## [The task]
Print out each entry below exactly, please.

## [Task data]
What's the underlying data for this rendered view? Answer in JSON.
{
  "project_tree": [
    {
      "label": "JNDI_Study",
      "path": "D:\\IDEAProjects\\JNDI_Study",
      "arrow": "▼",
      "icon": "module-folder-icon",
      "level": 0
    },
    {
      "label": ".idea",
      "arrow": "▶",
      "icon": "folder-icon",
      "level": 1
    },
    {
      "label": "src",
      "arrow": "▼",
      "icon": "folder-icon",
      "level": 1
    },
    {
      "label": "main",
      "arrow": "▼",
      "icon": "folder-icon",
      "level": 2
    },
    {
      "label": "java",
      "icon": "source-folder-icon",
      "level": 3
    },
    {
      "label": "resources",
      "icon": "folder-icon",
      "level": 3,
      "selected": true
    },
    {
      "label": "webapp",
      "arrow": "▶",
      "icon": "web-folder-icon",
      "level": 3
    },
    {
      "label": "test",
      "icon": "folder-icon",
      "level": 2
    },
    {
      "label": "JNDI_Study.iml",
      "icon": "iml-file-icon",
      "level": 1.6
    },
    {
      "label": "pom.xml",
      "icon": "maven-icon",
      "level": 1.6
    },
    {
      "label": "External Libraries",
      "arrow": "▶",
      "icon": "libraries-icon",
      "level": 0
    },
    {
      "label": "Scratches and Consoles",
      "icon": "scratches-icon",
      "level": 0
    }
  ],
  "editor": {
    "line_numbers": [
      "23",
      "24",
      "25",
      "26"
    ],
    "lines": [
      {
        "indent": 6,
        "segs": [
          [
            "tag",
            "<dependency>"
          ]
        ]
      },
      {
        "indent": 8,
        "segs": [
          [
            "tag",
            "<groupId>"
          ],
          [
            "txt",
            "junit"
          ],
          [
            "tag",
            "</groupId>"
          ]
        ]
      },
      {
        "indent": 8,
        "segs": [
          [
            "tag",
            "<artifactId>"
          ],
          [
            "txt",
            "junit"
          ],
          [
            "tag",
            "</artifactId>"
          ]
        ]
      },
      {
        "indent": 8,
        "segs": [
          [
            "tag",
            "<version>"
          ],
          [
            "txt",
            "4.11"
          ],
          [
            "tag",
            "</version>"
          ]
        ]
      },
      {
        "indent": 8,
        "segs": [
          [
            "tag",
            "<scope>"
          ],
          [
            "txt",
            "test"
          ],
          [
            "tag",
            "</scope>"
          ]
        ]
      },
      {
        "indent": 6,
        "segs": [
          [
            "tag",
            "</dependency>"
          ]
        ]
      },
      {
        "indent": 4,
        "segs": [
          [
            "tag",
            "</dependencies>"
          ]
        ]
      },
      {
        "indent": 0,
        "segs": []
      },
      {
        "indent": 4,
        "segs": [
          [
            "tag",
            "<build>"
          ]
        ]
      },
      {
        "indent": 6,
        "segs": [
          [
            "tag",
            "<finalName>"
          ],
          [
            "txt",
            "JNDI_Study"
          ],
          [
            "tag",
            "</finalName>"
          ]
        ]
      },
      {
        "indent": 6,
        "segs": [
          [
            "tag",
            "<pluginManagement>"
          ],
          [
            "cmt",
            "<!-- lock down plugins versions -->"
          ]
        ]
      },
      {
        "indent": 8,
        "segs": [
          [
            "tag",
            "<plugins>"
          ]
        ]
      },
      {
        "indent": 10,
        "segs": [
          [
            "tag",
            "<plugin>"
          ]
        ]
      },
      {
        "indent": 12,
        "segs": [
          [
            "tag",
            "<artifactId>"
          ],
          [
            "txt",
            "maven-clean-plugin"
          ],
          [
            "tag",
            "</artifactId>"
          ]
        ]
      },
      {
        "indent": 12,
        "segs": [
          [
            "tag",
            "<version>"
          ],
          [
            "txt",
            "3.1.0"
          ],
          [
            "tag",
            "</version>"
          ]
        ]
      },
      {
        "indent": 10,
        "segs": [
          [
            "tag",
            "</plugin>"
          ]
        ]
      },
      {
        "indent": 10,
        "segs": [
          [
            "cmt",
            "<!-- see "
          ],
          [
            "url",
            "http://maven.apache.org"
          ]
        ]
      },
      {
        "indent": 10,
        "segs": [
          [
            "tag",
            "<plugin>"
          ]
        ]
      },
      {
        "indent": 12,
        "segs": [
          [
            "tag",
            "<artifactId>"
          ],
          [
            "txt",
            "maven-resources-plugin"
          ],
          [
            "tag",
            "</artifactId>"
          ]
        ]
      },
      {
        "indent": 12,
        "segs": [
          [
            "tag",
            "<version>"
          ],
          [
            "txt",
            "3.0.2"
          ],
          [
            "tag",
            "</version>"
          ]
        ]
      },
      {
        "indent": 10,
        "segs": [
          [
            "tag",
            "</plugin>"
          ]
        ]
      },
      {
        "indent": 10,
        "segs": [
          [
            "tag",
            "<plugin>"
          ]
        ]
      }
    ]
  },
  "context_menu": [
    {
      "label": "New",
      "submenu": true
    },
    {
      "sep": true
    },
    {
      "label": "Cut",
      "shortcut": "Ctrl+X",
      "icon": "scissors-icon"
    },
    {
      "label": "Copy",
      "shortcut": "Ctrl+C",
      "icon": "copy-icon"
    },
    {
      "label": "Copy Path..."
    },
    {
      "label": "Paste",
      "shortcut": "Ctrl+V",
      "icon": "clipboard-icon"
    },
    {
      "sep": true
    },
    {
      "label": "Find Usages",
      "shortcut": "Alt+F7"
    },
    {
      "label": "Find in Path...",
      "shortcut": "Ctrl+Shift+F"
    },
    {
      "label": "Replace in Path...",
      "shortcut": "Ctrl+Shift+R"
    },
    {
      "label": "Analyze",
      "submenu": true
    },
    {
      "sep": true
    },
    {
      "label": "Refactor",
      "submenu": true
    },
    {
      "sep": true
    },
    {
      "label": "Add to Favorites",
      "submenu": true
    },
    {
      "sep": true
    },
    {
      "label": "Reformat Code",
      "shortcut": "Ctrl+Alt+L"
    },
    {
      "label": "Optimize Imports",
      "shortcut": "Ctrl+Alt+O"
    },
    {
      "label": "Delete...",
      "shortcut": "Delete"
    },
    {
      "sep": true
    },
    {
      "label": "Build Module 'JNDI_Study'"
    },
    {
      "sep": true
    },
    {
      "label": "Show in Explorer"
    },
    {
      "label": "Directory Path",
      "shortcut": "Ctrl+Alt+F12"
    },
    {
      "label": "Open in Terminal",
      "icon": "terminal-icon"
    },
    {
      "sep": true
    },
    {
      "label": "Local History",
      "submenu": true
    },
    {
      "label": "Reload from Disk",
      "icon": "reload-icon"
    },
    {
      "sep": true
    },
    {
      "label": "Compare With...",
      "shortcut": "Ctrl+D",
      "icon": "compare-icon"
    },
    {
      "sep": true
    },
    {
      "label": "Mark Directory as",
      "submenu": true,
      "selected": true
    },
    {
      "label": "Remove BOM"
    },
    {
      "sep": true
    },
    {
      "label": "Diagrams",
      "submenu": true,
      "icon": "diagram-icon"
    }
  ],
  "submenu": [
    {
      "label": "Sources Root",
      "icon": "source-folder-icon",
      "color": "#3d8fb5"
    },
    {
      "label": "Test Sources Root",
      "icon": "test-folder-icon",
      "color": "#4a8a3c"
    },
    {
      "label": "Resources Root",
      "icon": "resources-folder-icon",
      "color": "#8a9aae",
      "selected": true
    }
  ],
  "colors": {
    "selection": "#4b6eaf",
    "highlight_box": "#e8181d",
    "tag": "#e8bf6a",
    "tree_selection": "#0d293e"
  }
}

## [Written solution]
What's the underlying data for this rendered view? Answer in JSON.
{
  "project_tree": [
    {
      "label": "JNDI_Study",
      "path": "D:\\IDEAProjects\\JNDI_Study",
      "arrow": "▼",
      "icon": "module-folder-icon",
      "level": 0
    },
    {
      "label": ".idea",
      "arrow": "▶",
      "icon": "folder-icon",
      "level": 1
    },
    {
      "label": "src",
      "arrow": "▼",
      "icon": "folder-icon",
      "level": 1
    },
    {
      "label": "main",
      "arrow": "▼",
      "icon": "folder-icon",
      "level": 2
    },
    {
      "label": "java",
      "icon": "source-folder-icon",
      "level": 3
    },
    {
      "label": "resources",
      "icon": "folder-icon",
      "level": 3,
      "selected": true
    },
    {
      "label": "webapp",
      "arrow": "▶",
      "icon": "web-folder-icon",
      "level": 3
    },
    {
      "label": "test",
      "icon": "folder-icon",
      "level": 2
    },
    {
      "label": "JNDI_Study.iml",
      "icon": "iml-file-icon",
      "level": 1.6
    },
    {
      "label": "pom.xml",
      "icon": "maven-icon",
      "level": 1.6
    },
    {
      "label": "External Libraries",
      "arrow": "▶",
      "icon": "libraries-icon",
      "level": 0
    },
    {
      "label": "Scratches and Consoles",
      "icon": "scratches-icon",
      "level": 0
    }
  ],
  "editor": {
    "line_numbers": [
      "23",
      "24",
      "25",
      "26"
    ],
    "lines": [
      {
        "indent": 6,
        "segs": [
          [
            "tag",
            "<dependency>"
          ]
        ]
      },
      {
        "indent": 8,
        "segs": [
          [
            "tag",
            "<groupId>"
          ],
          [
            "txt",
            "junit"
          ],
          [
            "tag",
            "</groupId>"
          ]
        ]
      },
      {
        "indent": 8,
        "segs": [
          [
            "tag",
            "<artifactId>"
          ],
          [
            "txt",
            "junit"
          ],
          [
            "tag",
            "</artifactId>"
          ]
        ]
      },
      {
        "indent": 8,
        "segs": [
          [
            "tag",
            "<version>"
          ],
          [
            "txt",
            "4.11"
          ],
          [
            "tag",
            "</version>"
          ]
        ]
      },
      {
        "indent": 8,
        "segs": [
          [
            "tag",
            "<scope>"
          ],
          [
            "txt",
            "test"
          ],
          [
            "tag",
            "</scope>"
          ]
        ]
      },
      {
        "indent": 6,
        "segs": [
          [
            "tag",
            "</dependency>"
          ]
        ]
      },
      {
        "indent": 4,
        "segs": [
          [
            "tag",
            "</dependencies>"
          ]
        ]
      },
      {
        "indent": 0,
        "segs": []
      },
      {
        "indent": 4,
        "segs": [
          [
            "tag",
            "<build>"
          ]
        ]
      },
      {
        "indent": 6,
        "segs": [
          [
            "tag",
            "<finalName>"
          ],
          [
            "txt",
            "JNDI_Study"
          ],
          [
            "tag",
            "</finalName>"
          ]
        ]
      },
      {
        "indent": 6,
        "segs": [
          [
            "tag",
            "<pluginManagement>"
          ],
          [
            "cmt",
            "<!-- lock down plugins versions -->"
          ]
        ]
      },
      {
        "indent": 8,
        "segs": [
          [
            "tag",
            "<plugins>"
          ]
        ]
      },
      {
        "indent": 10,
        "segs": [
          [
            "tag",
            "<plugin>"
          ]
        ]
      },
      {
        "indent": 12,
        "segs": [
          [
            "tag",
            "<artifactId>"
          ],
          [
            "txt",
            "maven-clean-plugin"
          ],
          [
            "tag",
            "</artifactId>"
          ]
        ]
      },
      {
        "indent": 12,
        "segs": [
          [
            "tag",
            "<version>"
          ],
          [
            "txt",
            "3.1.0"
          ],
          [
            "tag",
            "</version>"
          ]
        ]
      },
      {
        "indent": 10,
        "segs": [
          [
            "tag",
            "</plugin>"
          ]
        ]
      },
      {
        "indent": 10,
        "segs": [
          [
            "cmt",
            "<!-- see "
          ],
          [
            "url",
            "http://maven.apache.org"
          ]
        ]
      },
      {
        "indent": 10,
        "segs": [
          [
            "tag",
            "<plugin>"
          ]
        ]
      },
      {
        "indent": 12,
        "segs": [
          [
            "tag",
            "<artifactId>"
          ],
          [
            "txt",
            "maven-resources-plugin"
          ],
          [
            "tag",
            "</artifactId>"
          ]
        ]
      },
      {
        "indent": 12,
        "segs": [
          [
            "tag",
            "<version>"
          ],
          [
            "txt",
            "3.0.2"
          ],
          [
            "tag",
            "</version>"
          ]
        ]
      },
      {
        "indent": 10,
        "segs": [
          [
            "tag",
            "</plugin>"
          ]
        ]
      },
      {
        "indent": 10,
        "segs": [
          [
            "tag",
            "<plugin>"
          ]
        ]
      }
    ]
  },
  "context_menu": [
    {
      "label": "New",
      "submenu": true
    },
    {
      "sep": true
    },
    {
      "label": "Cut",
      "shortcut": "Ctrl+X",
      "icon": "scissors-icon"
    },
    {
      "label": "Copy",
      "shortcut": "Ctrl+C",
      "icon": "copy-icon"
    },
    {
      "label": "Copy Path..."
    },
    {
      "label": "Paste",
      "shortcut": "Ctrl+V",
      "icon": "clipboard-icon"
    },
    {
      "sep": true
    },
    {
      "label": "Find Usages",
      "shortcut": "Alt+F7"
    },
    {
      "label": "Find in Path...",
      "shortcut": "Ctrl+Shift+F"
    },
    {
      "label": "Replace in Path...",
      "shortcut": "Ctrl+Shift+R"
    },
    {
      "label": "Analyze",
      "submenu": true
    },
    {
      "sep": true
    },
    {
      "label": "Refactor",
      "submenu": true
    },
    {
      "sep": true
    },
    {
      "label": "Add to Favorites",
      "submenu": true
    },
    {
      "sep": true
    },
    {
      "label": "Reformat Code",
      "shortcut": "Ctrl+Alt+L"
    },
    {
      "label": "Optimize Imports",
      "shortcut": "Ctrl+Alt+O"
    },
    {
      "label": "Delete...",
      "shortcut": "Delete"
    },
    {
      "sep": true
    },
    {
      "label": "Build Module 'JNDI_Study'"
    },
    {
      "sep": true
    },
    {
      "label": "Show in Explorer"
    },
    {
      "label": "Directory Path",
      "shortcut": "Ctrl+Alt+F12"
    },
    {
      "label": "Open in Terminal",
      "icon": "terminal-icon"
    },
    {
      "sep": true
    },
    {
      "label": "Local History",
      "submenu": true
    },
    {
      "label": "Reload from Disk",
      "icon": "reload-icon"
    },
    {
      "sep": true
    },
    {
      "label": "Compare With...",
      "shortcut": "Ctrl+D",
      "icon": "compare-icon"
    },
    {
      "sep": true
    },
    {
      "label": "Mark Directory as",
      "submenu": true,
      "selected": true
    },
    {
      "label": "Remove BOM"
    },
    {
      "sep": true
    },
    {
      "label": "Diagrams",
      "submenu": true,
      "icon": "diagram-icon"
    }
  ],
  "submenu": [
    {
      "label": "Sources Root",
      "icon": "source-folder-icon",
      "color": "#3d8fb5"
    },
    {
      "label": "Test Sources Root",
      "icon": "test-folder-icon",
      "color": "#4a8a3c"
    },
    {
      "label": "Resources Root",
      "icon": "resources-folder-icon",
      "color": "#8a9aae",
      "selected": true
    }
  ],
  "colors": {
    "selection": "#4b6eaf",
    "highlight_box": "#e8181d",
    "tag": "#e8bf6a",
    "tree_selection": "#0d293e"
  }
}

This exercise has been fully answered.